» **Work instructions**
Retype each record below word for word. Leave the pictures out.

··· Data supplied

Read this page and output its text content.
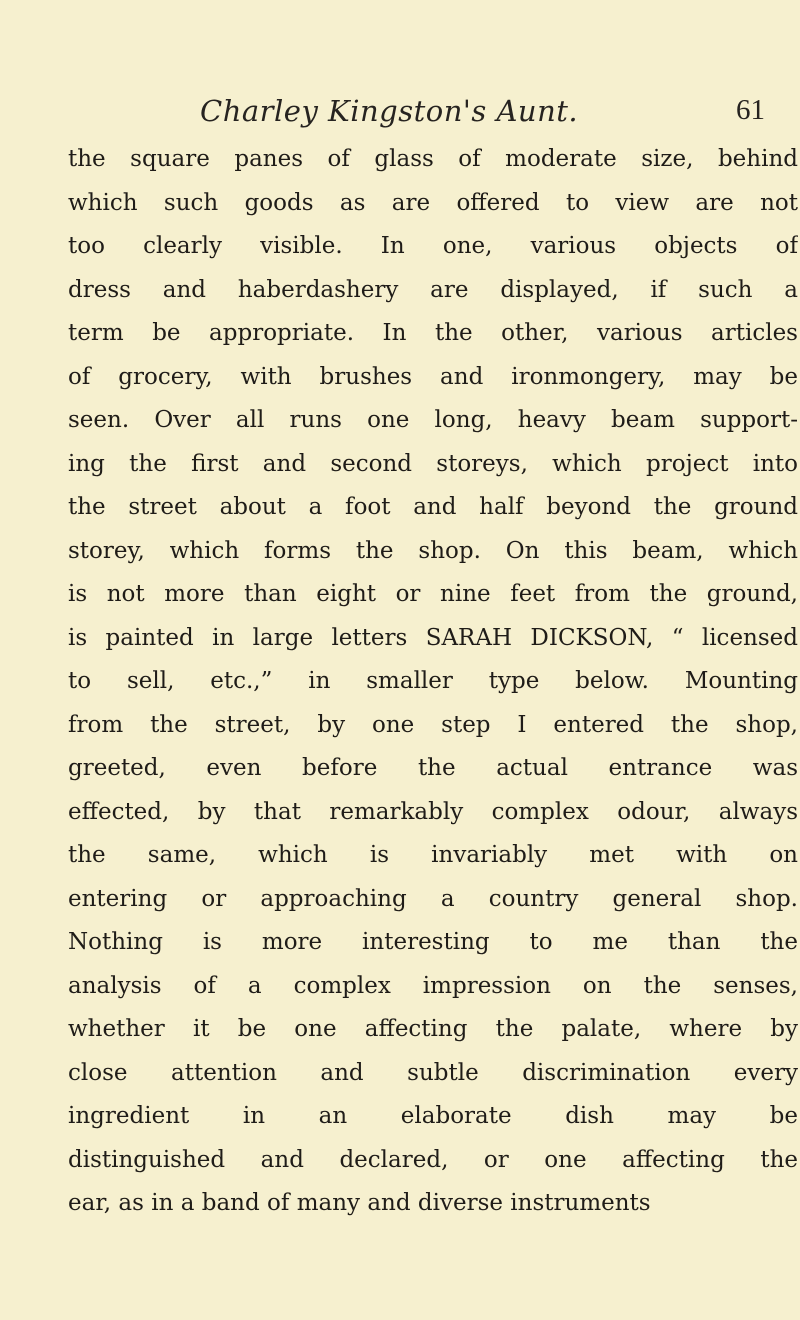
Charley Kingston's Aunt.	61
the square panes of glass of moderate size, behind
which such goods as are offered to view are not
too clearly visible. In one, various objects of
dress and haberdashery are displayed, if such a
term be appropriate. In the other, various articles
of grocery, with brushes and ironmongery, may be
seen. Over all runs one long, heavy beam support-
ing the first and second storeys, which project into
the street about a foot and half beyond the ground
storey, which forms the shop. On this beam, which
is not more than eight or nine feet from the ground,
is painted in large letters SARAH DICKSON, “ licensed
to sell, etc.,” in smaller type below. Mounting
from the street, by one step I entered the shop,
greeted, even before the actual entrance was
effected, by that remarkably complex odour, always
the same, which is invariably met with on
entering or approaching a country general shop.
Nothing is more interesting to me than the
analysis of a complex impression on the senses,
whether it be one affecting the palate, where by
close attention and subtle discrimination every
ingredient in an elaborate dish may be
distinguished and declared, or one affecting the
ear, as in a band of many and diverse instruments
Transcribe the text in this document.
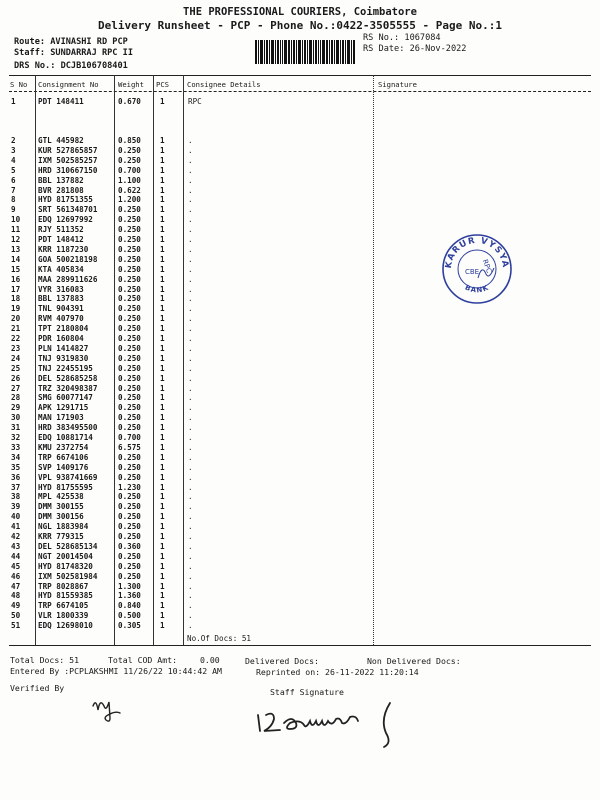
THE PROFESSIONAL COURIERS, Coimbatore
Delivery Runsheet - PCP - Phone No.:0422-3505555 - Page No.:1
Route: AVINASHI RD PCP
Staff: SUNDARRAJ RPC II
DRS No.: DCJB106708401
RS No.: 1067084
RS Date: 26-Nov-2022
S No Consignment No	Weight PCS	Consignee Details	Signature
1	PDT 148411	0.670	1	RPC
2	GTL 445982	0.850	1	.
3	KUR 527865857	0.250	1	.
4	IXM 502585257	0.250	1	.
5	HRD 310667150	0.700	1	.
6	BBL 137882	1.100	1	.
7	BVR 281808	0.622	1	.
8	HYD 81751355	1.200	1	.
9	SRT 561348701	0.250	1	.
10 EDQ 12697992	0.250	1	.
11 RJY 511352	0.250	1	.
12 PDT 148412	0.250	1	.
13 KRR 1187230	0.250	1	.
14 GOA 500218198	0.250	1	.
15 KTA 405834	0.250	1	.
16 MAA 289911626	0.250	1	.
17 VYR 316083	0.250	1	.
18 BBL 137883	0.250	1	.
19 TNL 904391	0.250	1	.
20 RVM 407970	0.250	1	.
21 TPT 2180804	0.250	1	.
22 PDR 160804	0.250	1	.
23 PLN 1414827	0.250	1	.
24 TNJ 9319830	0.250	1	.
25 TNJ 22455195	0.250	1	.
26 DEL 528685258	0.250	1	.
27 TRZ 320498387	0.250	1	.
28 SMG 60077147	0.250	1	.
29 APK 1291715	0.250	1	.
30 MAN 171903	0.250	1	.
31 HRD 383495500	0.250	1	.
32 EDQ 10881714	0.700	1	.
33 KMU 2372754	6.575	1	.
34 TRP 6674106	0.250	1	.
35 SVP 1409176	0.250	1	.
36 VPL 938741669	0.250	1	.
37 HYD 81755595	1.230	1	.
38 MPL 425538	0.250	1	.
39 DMM 300155	0.250	1	.
40 DMM 300156	0.250	1	.
41 NGL 1883984	0.250	1	.
42 KRR 779315	0.250	1	.
43 DEL 528685134	0.360	1	.
44 NGT 20014504	0.250	1	.
45 HYD 81748320	0.250	1	.
46 IXM 502581984	0.250	1	.
47 TRP 8028867	1.300	1	.
48 HYD 81559385	1.360	1	.
49 TRP 6674105	0.840	1	.
50 VLR 1800339	0.500	1	.
51 EDQ 12698010	0.305	1	.
No.Of Docs: 51
Total Docs: 51	Total COD Amt:	0.00	Delivered Docs:	Non Delivered Docs:
Entered By :PCPLAKSHMI 11/26/22 10:44:42 AM	Reprinted on: 26-11-2022 11:20:14
Verified By	Staff Signature
KARUR VYSYA
BANK
CBE RPC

······

» **Task result**
Read this page and output its text content.
Charley Kingston's Aunt.	61
the square panes of glass of moderate size, behind
which such goods as are offered to view are not
too clearly visible. In one, various objects of
dress and haberdashery are displayed, if such a
term be appropriate. In the other, various articles
of grocery, with brushes and ironmongery, may be
seen. Over all runs one long, heavy beam support-
ing the first and second storeys, which project into
the street about a foot and half beyond the ground
storey, which forms the shop. On this beam, which
is not more than eight or nine feet from the ground,
is painted in large letters SARAH DICKSON, “ licensed
to sell, etc.,” in smaller type below. Mounting
from the street, by one step I entered the shop,
greeted, even before the actual entrance was
effected, by that remarkably complex odour, always
the same, which is invariably met with on
entering or approaching a country general shop.
Nothing is more interesting to me than the
analysis of a complex impression on the senses,
whether it be one affecting the palate, where by
close attention and subtle discrimination every
ingredient in an elaborate dish may be
distinguished and declared, or one affecting the
ear, as in a band of many and diverse instruments
Transcribe the text in this document.
THE PROFESSIONAL COURIERS, Coimbatore
Delivery Runsheet - PCP - Phone No.:0422-3505555 - Page No.:1
Route: AVINASHI RD PCP
Staff: SUNDARRAJ RPC II
DRS No.: DCJB106708401
RS No.: 1067084
RS Date: 26-Nov-2022
S No Consignment No	Weight PCS	Consignee Details	Signature
1	PDT 148411	0.670	1	RPC
2	GTL 445982	0.850	1	.
3	KUR 527865857	0.250	1	.
4	IXM 502585257	0.250	1	.
5	HRD 310667150	0.700	1	.
6	BBL 137882	1.100	1	.
7	BVR 281808	0.622	1	.
8	HYD 81751355	1.200	1	.
9	SRT 561348701	0.250	1	.
10 EDQ 12697992	0.250	1	.
11 RJY 511352	0.250	1	.
12 PDT 148412	0.250	1	.
13 KRR 1187230	0.250	1	.
14 GOA 500218198	0.250	1	.
15 KTA 405834	0.250	1	.
16 MAA 289911626	0.250	1	.
17 VYR 316083	0.250	1	.
18 BBL 137883	0.250	1	.
19 TNL 904391	0.250	1	.
20 RVM 407970	0.250	1	.
21 TPT 2180804	0.250	1	.
22 PDR 160804	0.250	1	.
23 PLN 1414827	0.250	1	.
24 TNJ 9319830	0.250	1	.
25 TNJ 22455195	0.250	1	.
26 DEL 528685258	0.250	1	.
27 TRZ 320498387	0.250	1	.
28 SMG 60077147	0.250	1	.
29 APK 1291715	0.250	1	.
30 MAN 171903	0.250	1	.
31 HRD 383495500	0.250	1	.
32 EDQ 10881714	0.700	1	.
33 KMU 2372754	6.575	1	.
34 TRP 6674106	0.250	1	.
35 SVP 1409176	0.250	1	.
36 VPL 938741669	0.250	1	.
37 HYD 81755595	1.230	1	.
38 MPL 425538	0.250	1	.
39 DMM 300155	0.250	1	.
40 DMM 300156	0.250	1	.
41 NGL 1883984	0.250	1	.
42 KRR 779315	0.250	1	.
43 DEL 528685134	0.360	1	.
44 NGT 20014504	0.250	1	.
45 HYD 81748320	0.250	1	.
46 IXM 502581984	0.250	1	.
47 TRP 8028867	1.300	1	.
48 HYD 81559385	1.360	1	.
49 TRP 6674105	0.840	1	.
50 VLR 1800339	0.500	1	.
51 EDQ 12698010	0.305	1	.
No.Of Docs: 51
Total Docs: 51	Total COD Amt:	0.00	Delivered Docs:	Non Delivered Docs:
Entered By :PCPLAKSHMI 11/26/22 10:44:42 AM	Reprinted on: 26-11-2022 11:20:14
Verified By	Staff Signature
KARUR VYSYA
BANK
CBE RPC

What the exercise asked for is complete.